Short problem ▸ Repeat every line below exactly, word for word.

━━━━━ Data for processing ━━━━━

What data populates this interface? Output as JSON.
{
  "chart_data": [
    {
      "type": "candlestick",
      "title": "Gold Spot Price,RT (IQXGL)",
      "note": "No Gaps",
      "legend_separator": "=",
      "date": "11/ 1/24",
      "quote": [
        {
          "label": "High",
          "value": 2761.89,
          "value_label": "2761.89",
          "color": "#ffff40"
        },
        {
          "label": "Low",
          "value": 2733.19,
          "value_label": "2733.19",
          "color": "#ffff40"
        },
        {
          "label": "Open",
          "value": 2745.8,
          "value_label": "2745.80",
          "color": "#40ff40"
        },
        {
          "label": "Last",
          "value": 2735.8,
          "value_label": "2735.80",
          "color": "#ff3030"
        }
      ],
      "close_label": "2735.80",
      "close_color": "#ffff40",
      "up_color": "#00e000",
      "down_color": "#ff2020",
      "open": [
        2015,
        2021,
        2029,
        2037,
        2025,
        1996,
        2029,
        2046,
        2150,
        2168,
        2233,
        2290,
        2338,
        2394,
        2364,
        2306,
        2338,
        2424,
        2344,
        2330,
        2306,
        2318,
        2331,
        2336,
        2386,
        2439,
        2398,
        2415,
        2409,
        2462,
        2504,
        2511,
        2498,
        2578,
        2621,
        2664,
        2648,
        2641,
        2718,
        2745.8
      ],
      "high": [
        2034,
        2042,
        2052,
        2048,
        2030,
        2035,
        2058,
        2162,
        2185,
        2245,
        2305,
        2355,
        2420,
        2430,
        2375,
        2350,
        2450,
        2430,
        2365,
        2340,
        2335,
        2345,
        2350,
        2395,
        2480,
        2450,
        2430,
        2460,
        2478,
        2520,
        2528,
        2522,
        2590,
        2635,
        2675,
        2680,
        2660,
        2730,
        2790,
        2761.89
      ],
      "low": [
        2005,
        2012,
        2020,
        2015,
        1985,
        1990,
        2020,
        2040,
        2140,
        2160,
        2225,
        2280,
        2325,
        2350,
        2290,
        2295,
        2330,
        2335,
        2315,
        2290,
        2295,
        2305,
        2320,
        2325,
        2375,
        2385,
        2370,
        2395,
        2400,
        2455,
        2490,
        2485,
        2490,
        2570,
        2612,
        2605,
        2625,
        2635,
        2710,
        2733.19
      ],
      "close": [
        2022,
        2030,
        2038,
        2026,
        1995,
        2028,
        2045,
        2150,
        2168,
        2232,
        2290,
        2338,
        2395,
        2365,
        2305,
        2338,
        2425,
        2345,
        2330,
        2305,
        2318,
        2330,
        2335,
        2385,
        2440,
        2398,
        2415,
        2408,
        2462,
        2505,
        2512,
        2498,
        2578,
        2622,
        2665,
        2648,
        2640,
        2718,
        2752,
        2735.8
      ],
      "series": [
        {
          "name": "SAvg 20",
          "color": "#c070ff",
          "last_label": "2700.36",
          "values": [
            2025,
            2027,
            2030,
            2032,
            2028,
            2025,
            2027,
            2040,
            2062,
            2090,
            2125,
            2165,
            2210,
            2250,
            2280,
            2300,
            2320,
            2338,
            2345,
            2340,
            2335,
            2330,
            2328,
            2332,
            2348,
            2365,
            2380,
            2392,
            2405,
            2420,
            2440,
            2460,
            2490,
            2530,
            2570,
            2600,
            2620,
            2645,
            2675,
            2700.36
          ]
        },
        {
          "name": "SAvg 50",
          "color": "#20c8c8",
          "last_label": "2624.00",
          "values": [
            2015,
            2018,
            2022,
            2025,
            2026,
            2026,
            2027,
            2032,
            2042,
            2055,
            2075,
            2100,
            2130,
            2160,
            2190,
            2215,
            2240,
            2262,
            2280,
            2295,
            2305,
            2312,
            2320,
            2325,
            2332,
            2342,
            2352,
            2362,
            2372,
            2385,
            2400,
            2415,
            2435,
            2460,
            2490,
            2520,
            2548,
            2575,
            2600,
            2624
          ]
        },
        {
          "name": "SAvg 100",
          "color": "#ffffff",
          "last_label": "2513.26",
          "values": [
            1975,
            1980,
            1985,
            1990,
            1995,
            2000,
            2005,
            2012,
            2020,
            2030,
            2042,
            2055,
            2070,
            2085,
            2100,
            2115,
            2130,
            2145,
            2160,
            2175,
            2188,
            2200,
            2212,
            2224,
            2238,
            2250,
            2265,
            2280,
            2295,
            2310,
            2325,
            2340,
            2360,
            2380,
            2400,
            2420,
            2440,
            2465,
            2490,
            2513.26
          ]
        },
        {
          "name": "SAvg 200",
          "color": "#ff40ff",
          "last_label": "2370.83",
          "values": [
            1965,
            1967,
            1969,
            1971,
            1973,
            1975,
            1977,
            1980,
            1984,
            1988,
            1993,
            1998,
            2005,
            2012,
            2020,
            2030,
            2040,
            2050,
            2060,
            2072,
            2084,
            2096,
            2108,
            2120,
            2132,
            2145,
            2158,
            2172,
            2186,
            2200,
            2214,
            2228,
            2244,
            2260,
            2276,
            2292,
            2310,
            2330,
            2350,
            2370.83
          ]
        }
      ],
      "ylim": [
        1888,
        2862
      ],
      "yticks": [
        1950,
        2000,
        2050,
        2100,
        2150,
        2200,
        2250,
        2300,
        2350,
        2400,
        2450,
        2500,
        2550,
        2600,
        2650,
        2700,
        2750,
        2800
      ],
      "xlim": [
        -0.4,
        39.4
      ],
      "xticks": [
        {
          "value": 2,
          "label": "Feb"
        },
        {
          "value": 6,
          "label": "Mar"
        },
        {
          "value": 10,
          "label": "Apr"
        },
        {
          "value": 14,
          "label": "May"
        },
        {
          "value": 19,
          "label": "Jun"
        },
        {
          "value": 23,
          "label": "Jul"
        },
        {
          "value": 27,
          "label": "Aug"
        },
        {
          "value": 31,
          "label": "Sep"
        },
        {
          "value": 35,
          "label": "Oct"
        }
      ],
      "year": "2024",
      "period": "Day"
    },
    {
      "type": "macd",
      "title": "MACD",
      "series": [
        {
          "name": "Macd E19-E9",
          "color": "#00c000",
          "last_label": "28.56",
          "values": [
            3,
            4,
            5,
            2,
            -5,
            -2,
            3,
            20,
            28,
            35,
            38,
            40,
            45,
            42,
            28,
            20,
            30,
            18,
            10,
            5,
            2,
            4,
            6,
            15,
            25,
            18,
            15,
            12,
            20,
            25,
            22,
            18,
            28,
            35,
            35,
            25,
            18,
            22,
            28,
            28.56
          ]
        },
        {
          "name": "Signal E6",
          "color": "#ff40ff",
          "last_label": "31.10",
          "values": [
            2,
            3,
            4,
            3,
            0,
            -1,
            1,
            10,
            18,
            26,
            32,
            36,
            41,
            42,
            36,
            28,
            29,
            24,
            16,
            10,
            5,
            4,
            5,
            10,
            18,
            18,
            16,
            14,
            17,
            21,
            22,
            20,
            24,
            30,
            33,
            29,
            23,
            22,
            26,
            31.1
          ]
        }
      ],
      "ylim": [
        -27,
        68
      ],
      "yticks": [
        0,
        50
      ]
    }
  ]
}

━━━━━

Written solution ▸
What data populates this interface? Output as JSON.
{
  "chart_data": [
    {
      "type": "candlestick",
      "title": "Gold Spot Price,RT (IQXGL)",
      "note": "No Gaps",
      "legend_separator": "=",
      "date": "11/ 1/24",
      "quote": [
        {
          "label": "High",
          "value": 2761.89,
          "value_label": "2761.89",
          "color": "#ffff40"
        },
        {
          "label": "Low",
          "value": 2733.19,
          "value_label": "2733.19",
          "color": "#ffff40"
        },
        {
          "label": "Open",
          "value": 2745.8,
          "value_label": "2745.80",
          "color": "#40ff40"
        },
        {
          "label": "Last",
          "value": 2735.8,
          "value_label": "2735.80",
          "color": "#ff3030"
        }
      ],
      "close_label": "2735.80",
      "close_color": "#ffff40",
      "up_color": "#00e000",
      "down_color": "#ff2020",
      "open": [
        2015,
        2021,
        2029,
        2037,
        2025,
        1996,
        2029,
        2046,
        2150,
        2168,
        2233,
        2290,
        2338,
        2394,
        2364,
        2306,
        2338,
        2424,
        2344,
        2330,
        2306,
        2318,
        2331,
        2336,
        2386,
        2439,
        2398,
        2415,
        2409,
        2462,
        2504,
        2511,
        2498,
        2578,
        2621,
        2664,
        2648,
        2641,
        2718,
        2745.8
      ],
      "high": [
        2034,
        2042,
        2052,
        2048,
        2030,
        2035,
        2058,
        2162,
        2185,
        2245,
        2305,
        2355,
        2420,
        2430,
        2375,
        2350,
        2450,
        2430,
        2365,
        2340,
        2335,
        2345,
        2350,
        2395,
        2480,
        2450,
        2430,
        2460,
        2478,
        2520,
        2528,
        2522,
        2590,
        2635,
        2675,
        2680,
        2660,
        2730,
        2790,
        2761.89
      ],
      "low": [
        2005,
        2012,
        2020,
        2015,
        1985,
        1990,
        2020,
        2040,
        2140,
        2160,
        2225,
        2280,
        2325,
        2350,
        2290,
        2295,
        2330,
        2335,
        2315,
        2290,
        2295,
        2305,
        2320,
        2325,
        2375,
        2385,
        2370,
        2395,
        2400,
        2455,
        2490,
        2485,
        2490,
        2570,
        2612,
        2605,
        2625,
        2635,
        2710,
        2733.19
      ],
      "close": [
        2022,
        2030,
        2038,
        2026,
        1995,
        2028,
        2045,
        2150,
        2168,
        2232,
        2290,
        2338,
        2395,
        2365,
        2305,
        2338,
        2425,
        2345,
        2330,
        2305,
        2318,
        2330,
        2335,
        2385,
        2440,
        2398,
        2415,
        2408,
        2462,
        2505,
        2512,
        2498,
        2578,
        2622,
        2665,
        2648,
        2640,
        2718,
        2752,
        2735.8
      ],
      "series": [
        {
          "name": "SAvg 20",
          "color": "#c070ff",
          "last_label": "2700.36",
          "values": [
            2025,
            2027,
            2030,
            2032,
            2028,
            2025,
            2027,
            2040,
            2062,
            2090,
            2125,
            2165,
            2210,
            2250,
            2280,
            2300,
            2320,
            2338,
            2345,
            2340,
            2335,
            2330,
            2328,
            2332,
            2348,
            2365,
            2380,
            2392,
            2405,
            2420,
            2440,
            2460,
            2490,
            2530,
            2570,
            2600,
            2620,
            2645,
            2675,
            2700.36
          ]
        },
        {
          "name": "SAvg 50",
          "color": "#20c8c8",
          "last_label": "2624.00",
          "values": [
            2015,
            2018,
            2022,
            2025,
            2026,
            2026,
            2027,
            2032,
            2042,
            2055,
            2075,
            2100,
            2130,
            2160,
            2190,
            2215,
            2240,
            2262,
            2280,
            2295,
            2305,
            2312,
            2320,
            2325,
            2332,
            2342,
            2352,
            2362,
            2372,
            2385,
            2400,
            2415,
            2435,
            2460,
            2490,
            2520,
            2548,
            2575,
            2600,
            2624
          ]
        },
        {
          "name": "SAvg 100",
          "color": "#ffffff",
          "last_label": "2513.26",
          "values": [
            1975,
            1980,
            1985,
            1990,
            1995,
            2000,
            2005,
            2012,
            2020,
            2030,
            2042,
            2055,
            2070,
            2085,
            2100,
            2115,
            2130,
            2145,
            2160,
            2175,
            2188,
            2200,
            2212,
            2224,
            2238,
            2250,
            2265,
            2280,
            2295,
            2310,
            2325,
            2340,
            2360,
            2380,
            2400,
            2420,
            2440,
            2465,
            2490,
            2513.26
          ]
        },
        {
          "name": "SAvg 200",
          "color": "#ff40ff",
          "last_label": "2370.83",
          "values": [
            1965,
            1967,
            1969,
            1971,
            1973,
            1975,
            1977,
            1980,
            1984,
            1988,
            1993,
            1998,
            2005,
            2012,
            2020,
            2030,
            2040,
            2050,
            2060,
            2072,
            2084,
            2096,
            2108,
            2120,
            2132,
            2145,
            2158,
            2172,
            2186,
            2200,
            2214,
            2228,
            2244,
            2260,
            2276,
            2292,
            2310,
            2330,
            2350,
            2370.83
          ]
        }
      ],
      "ylim": [
        1888,
        2862
      ],
      "yticks": [
        1950,
        2000,
        2050,
        2100,
        2150,
        2200,
        2250,
        2300,
        2350,
        2400,
        2450,
        2500,
        2550,
        2600,
        2650,
        2700,
        2750,
        2800
      ],
      "xlim": [
        -0.4,
        39.4
      ],
      "xticks": [
        {
          "value": 2,
          "label": "Feb"
        },
        {
          "value": 6,
          "label": "Mar"
        },
        {
          "value": 10,
          "label": "Apr"
        },
        {
          "value": 14,
          "label": "May"
        },
        {
          "value": 19,
          "label": "Jun"
        },
        {
          "value": 23,
          "label": "Jul"
        },
        {
          "value": 27,
          "label": "Aug"
        },
        {
          "value": 31,
          "label": "Sep"
        },
        {
          "value": 35,
          "label": "Oct"
        }
      ],
      "year": "2024",
      "period": "Day"
    },
    {
      "type": "macd",
      "title": "MACD",
      "series": [
        {
          "name": "Macd E19-E9",
          "color": "#00c000",
          "last_label": "28.56",
          "values": [
            3,
            4,
            5,
            2,
            -5,
            -2,
            3,
            20,
            28,
            35,
            38,
            40,
            45,
            42,
            28,
            20,
            30,
            18,
            10,
            5,
            2,
            4,
            6,
            15,
            25,
            18,
            15,
            12,
            20,
            25,
            22,
            18,
            28,
            35,
            35,
            25,
            18,
            22,
            28,
            28.56
          ]
        },
        {
          "name": "Signal E6",
          "color": "#ff40ff",
          "last_label": "31.10",
          "values": [
            2,
            3,
            4,
            3,
            0,
            -1,
            1,
            10,
            18,
            26,
            32,
            36,
            41,
            42,
            36,
            28,
            29,
            24,
            16,
            10,
            5,
            4,
            5,
            10,
            18,
            18,
            16,
            14,
            17,
            21,
            22,
            20,
            24,
            30,
            33,
            29,
            23,
            22,
            26,
            31.1
          ]
        }
      ],
      "ylim": [
        -27,
        68
      ],
      "yticks": [
        0,
        50
      ]
    }
  ]
}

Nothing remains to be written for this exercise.